### Records that describe figures
• • • •
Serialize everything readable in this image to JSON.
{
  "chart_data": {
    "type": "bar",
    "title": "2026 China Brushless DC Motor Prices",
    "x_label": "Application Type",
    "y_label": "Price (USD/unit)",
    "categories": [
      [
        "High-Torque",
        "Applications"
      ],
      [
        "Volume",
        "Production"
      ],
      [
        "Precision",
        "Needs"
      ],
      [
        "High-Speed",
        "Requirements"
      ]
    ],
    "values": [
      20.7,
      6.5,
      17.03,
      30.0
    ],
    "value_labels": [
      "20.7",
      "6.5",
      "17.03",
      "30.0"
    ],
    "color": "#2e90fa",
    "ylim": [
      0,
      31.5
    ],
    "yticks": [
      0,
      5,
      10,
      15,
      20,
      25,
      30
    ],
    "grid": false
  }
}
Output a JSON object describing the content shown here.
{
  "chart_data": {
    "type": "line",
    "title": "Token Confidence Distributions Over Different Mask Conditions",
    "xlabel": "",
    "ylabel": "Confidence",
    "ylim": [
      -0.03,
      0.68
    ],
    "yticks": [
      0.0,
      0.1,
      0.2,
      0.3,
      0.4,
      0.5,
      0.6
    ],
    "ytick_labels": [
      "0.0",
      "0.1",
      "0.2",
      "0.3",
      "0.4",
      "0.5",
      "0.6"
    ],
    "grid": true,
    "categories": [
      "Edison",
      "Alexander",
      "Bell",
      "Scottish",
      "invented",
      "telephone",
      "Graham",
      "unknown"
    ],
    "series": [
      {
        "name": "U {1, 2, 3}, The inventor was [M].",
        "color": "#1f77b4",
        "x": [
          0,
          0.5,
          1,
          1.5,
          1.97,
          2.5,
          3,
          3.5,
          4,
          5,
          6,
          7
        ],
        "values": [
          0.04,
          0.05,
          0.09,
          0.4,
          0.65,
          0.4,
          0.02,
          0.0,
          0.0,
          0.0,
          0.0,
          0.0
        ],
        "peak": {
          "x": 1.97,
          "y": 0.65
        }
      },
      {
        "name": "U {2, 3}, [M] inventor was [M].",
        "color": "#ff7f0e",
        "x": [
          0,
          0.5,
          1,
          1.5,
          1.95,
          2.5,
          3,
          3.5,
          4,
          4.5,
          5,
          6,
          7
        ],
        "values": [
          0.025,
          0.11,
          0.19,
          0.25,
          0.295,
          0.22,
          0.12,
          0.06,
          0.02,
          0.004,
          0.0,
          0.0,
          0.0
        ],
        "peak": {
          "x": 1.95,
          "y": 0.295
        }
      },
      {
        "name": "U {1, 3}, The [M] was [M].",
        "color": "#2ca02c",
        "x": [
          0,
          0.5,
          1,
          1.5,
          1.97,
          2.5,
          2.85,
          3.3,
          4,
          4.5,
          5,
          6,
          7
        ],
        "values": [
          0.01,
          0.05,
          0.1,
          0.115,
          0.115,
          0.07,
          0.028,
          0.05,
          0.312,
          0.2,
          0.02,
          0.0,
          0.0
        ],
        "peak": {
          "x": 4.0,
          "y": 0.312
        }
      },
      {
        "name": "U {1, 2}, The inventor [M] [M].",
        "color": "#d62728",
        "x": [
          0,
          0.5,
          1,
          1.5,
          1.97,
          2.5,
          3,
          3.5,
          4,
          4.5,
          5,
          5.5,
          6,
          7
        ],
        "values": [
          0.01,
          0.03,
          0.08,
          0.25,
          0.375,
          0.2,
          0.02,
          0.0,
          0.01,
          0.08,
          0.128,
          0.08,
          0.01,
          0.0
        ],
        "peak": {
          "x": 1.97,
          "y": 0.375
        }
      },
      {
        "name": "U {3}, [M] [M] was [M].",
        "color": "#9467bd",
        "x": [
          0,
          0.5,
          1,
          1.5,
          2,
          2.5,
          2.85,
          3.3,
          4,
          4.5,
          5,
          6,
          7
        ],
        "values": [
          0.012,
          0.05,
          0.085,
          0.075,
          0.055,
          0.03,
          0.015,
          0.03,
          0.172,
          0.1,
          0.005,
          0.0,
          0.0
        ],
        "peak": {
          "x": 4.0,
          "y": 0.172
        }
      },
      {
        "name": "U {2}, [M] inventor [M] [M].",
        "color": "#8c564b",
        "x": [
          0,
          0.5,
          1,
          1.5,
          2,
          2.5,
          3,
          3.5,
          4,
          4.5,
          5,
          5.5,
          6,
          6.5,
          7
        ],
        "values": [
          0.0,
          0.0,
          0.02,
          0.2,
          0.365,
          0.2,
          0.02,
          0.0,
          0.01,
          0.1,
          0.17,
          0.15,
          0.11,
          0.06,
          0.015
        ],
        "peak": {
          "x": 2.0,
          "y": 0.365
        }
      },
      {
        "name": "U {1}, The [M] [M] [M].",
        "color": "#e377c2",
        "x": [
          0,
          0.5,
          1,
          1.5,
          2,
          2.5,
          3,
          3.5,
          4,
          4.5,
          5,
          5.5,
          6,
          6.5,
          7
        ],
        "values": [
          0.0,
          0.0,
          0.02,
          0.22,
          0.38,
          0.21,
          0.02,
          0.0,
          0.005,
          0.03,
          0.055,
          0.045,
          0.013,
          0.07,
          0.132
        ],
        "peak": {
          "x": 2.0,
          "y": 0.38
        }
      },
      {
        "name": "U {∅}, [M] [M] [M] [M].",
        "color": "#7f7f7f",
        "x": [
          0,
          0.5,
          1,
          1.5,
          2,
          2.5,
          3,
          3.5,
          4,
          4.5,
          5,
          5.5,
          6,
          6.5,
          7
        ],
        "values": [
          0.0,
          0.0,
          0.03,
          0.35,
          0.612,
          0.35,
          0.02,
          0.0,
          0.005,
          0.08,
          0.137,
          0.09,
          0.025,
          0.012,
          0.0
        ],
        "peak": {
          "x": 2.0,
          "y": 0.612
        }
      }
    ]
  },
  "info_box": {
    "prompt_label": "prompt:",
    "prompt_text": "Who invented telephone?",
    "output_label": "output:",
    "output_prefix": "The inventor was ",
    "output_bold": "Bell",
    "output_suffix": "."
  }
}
• • • •
### WORK INSTRUCTIONS
Copy out the whole listing exactly.

### EXERCISE RESPONSE
Serialize everything readable in this image to JSON.
{
  "chart_data": {
    "type": "bar",
    "title": "2026 China Brushless DC Motor Prices",
    "x_label": "Application Type",
    "y_label": "Price (USD/unit)",
    "categories": [
      [
        "High-Torque",
        "Applications"
      ],
      [
        "Volume",
        "Production"
      ],
      [
        "Precision",
        "Needs"
      ],
      [
        "High-Speed",
        "Requirements"
      ]
    ],
    "values": [
      20.7,
      6.5,
      17.03,
      30.0
    ],
    "value_labels": [
      "20.7",
      "6.5",
      "17.03",
      "30.0"
    ],
    "color": "#2e90fa",
    "ylim": [
      0,
      31.5
    ],
    "yticks": [
      0,
      5,
      10,
      15,
      20,
      25,
      30
    ],
    "grid": false
  }
}
Output a JSON object describing the content shown here.
{
  "chart_data": {
    "type": "line",
    "title": "Token Confidence Distributions Over Different Mask Conditions",
    "xlabel": "",
    "ylabel": "Confidence",
    "ylim": [
      -0.03,
      0.68
    ],
    "yticks": [
      0.0,
      0.1,
      0.2,
      0.3,
      0.4,
      0.5,
      0.6
    ],
    "ytick_labels": [
      "0.0",
      "0.1",
      "0.2",
      "0.3",
      "0.4",
      "0.5",
      "0.6"
    ],
    "grid": true,
    "categories": [
      "Edison",
      "Alexander",
      "Bell",
      "Scottish",
      "invented",
      "telephone",
      "Graham",
      "unknown"
    ],
    "series": [
      {
        "name": "U {1, 2, 3}, The inventor was [M].",
        "color": "#1f77b4",
        "x": [
          0,
          0.5,
          1,
          1.5,
          1.97,
          2.5,
          3,
          3.5,
          4,
          5,
          6,
          7
        ],
        "values": [
          0.04,
          0.05,
          0.09,
          0.4,
          0.65,
          0.4,
          0.02,
          0.0,
          0.0,
          0.0,
          0.0,
          0.0
        ],
        "peak": {
          "x": 1.97,
          "y": 0.65
        }
      },
      {
        "name": "U {2, 3}, [M] inventor was [M].",
        "color": "#ff7f0e",
        "x": [
          0,
          0.5,
          1,
          1.5,
          1.95,
          2.5,
          3,
          3.5,
          4,
          4.5,
          5,
          6,
          7
        ],
        "values": [
          0.025,
          0.11,
          0.19,
          0.25,
          0.295,
          0.22,
          0.12,
          0.06,
          0.02,
          0.004,
          0.0,
          0.0,
          0.0
        ],
        "peak": {
          "x": 1.95,
          "y": 0.295
        }
      },
      {
        "name": "U {1, 3}, The [M] was [M].",
        "color": "#2ca02c",
        "x": [
          0,
          0.5,
          1,
          1.5,
          1.97,
          2.5,
          2.85,
          3.3,
          4,
          4.5,
          5,
          6,
          7
        ],
        "values": [
          0.01,
          0.05,
          0.1,
          0.115,
          0.115,
          0.07,
          0.028,
          0.05,
          0.312,
          0.2,
          0.02,
          0.0,
          0.0
        ],
        "peak": {
          "x": 4.0,
          "y": 0.312
        }
      },
      {
        "name": "U {1, 2}, The inventor [M] [M].",
        "color": "#d62728",
        "x": [
          0,
          0.5,
          1,
          1.5,
          1.97,
          2.5,
          3,
          3.5,
          4,
          4.5,
          5,
          5.5,
          6,
          7
        ],
        "values": [
          0.01,
          0.03,
          0.08,
          0.25,
          0.375,
          0.2,
          0.02,
          0.0,
          0.01,
          0.08,
          0.128,
          0.08,
          0.01,
          0.0
        ],
        "peak": {
          "x": 1.97,
          "y": 0.375
        }
      },
      {
        "name": "U {3}, [M] [M] was [M].",
        "color": "#9467bd",
        "x": [
          0,
          0.5,
          1,
          1.5,
          2,
          2.5,
          2.85,
          3.3,
          4,
          4.5,
          5,
          6,
          7
        ],
        "values": [
          0.012,
          0.05,
          0.085,
          0.075,
          0.055,
          0.03,
          0.015,
          0.03,
          0.172,
          0.1,
          0.005,
          0.0,
          0.0
        ],
        "peak": {
          "x": 4.0,
          "y": 0.172
        }
      },
      {
        "name": "U {2}, [M] inventor [M] [M].",
        "color": "#8c564b",
        "x": [
          0,
          0.5,
          1,
          1.5,
          2,
          2.5,
          3,
          3.5,
          4,
          4.5,
          5,
          5.5,
          6,
          6.5,
          7
        ],
        "values": [
          0.0,
          0.0,
          0.02,
          0.2,
          0.365,
          0.2,
          0.02,
          0.0,
          0.01,
          0.1,
          0.17,
          0.15,
          0.11,
          0.06,
          0.015
        ],
        "peak": {
          "x": 2.0,
          "y": 0.365
        }
      },
      {
        "name": "U {1}, The [M] [M] [M].",
        "color": "#e377c2",
        "x": [
          0,
          0.5,
          1,
          1.5,
          2,
          2.5,
          3,
          3.5,
          4,
          4.5,
          5,
          5.5,
          6,
          6.5,
          7
        ],
        "values": [
          0.0,
          0.0,
          0.02,
          0.22,
          0.38,
          0.21,
          0.02,
          0.0,
          0.005,
          0.03,
          0.055,
          0.045,
          0.013,
          0.07,
          0.132
        ],
        "peak": {
          "x": 2.0,
          "y": 0.38
        }
      },
      {
        "name": "U {∅}, [M] [M] [M] [M].",
        "color": "#7f7f7f",
        "x": [
          0,
          0.5,
          1,
          1.5,
          2,
          2.5,
          3,
          3.5,
          4,
          4.5,
          5,
          5.5,
          6,
          6.5,
          7
        ],
        "values": [
          0.0,
          0.0,
          0.03,
          0.35,
          0.612,
          0.35,
          0.02,
          0.0,
          0.005,
          0.08,
          0.137,
          0.09,
          0.025,
          0.012,
          0.0
        ],
        "peak": {
          "x": 2.0,
          "y": 0.612
        }
      }
    ]
  },
  "info_box": {
    "prompt_label": "prompt:",
    "prompt_text": "Who invented telephone?",
    "output_label": "output:",
    "output_prefix": "The inventor was ",
    "output_bold": "Bell",
    "output_suffix": "."
  }
}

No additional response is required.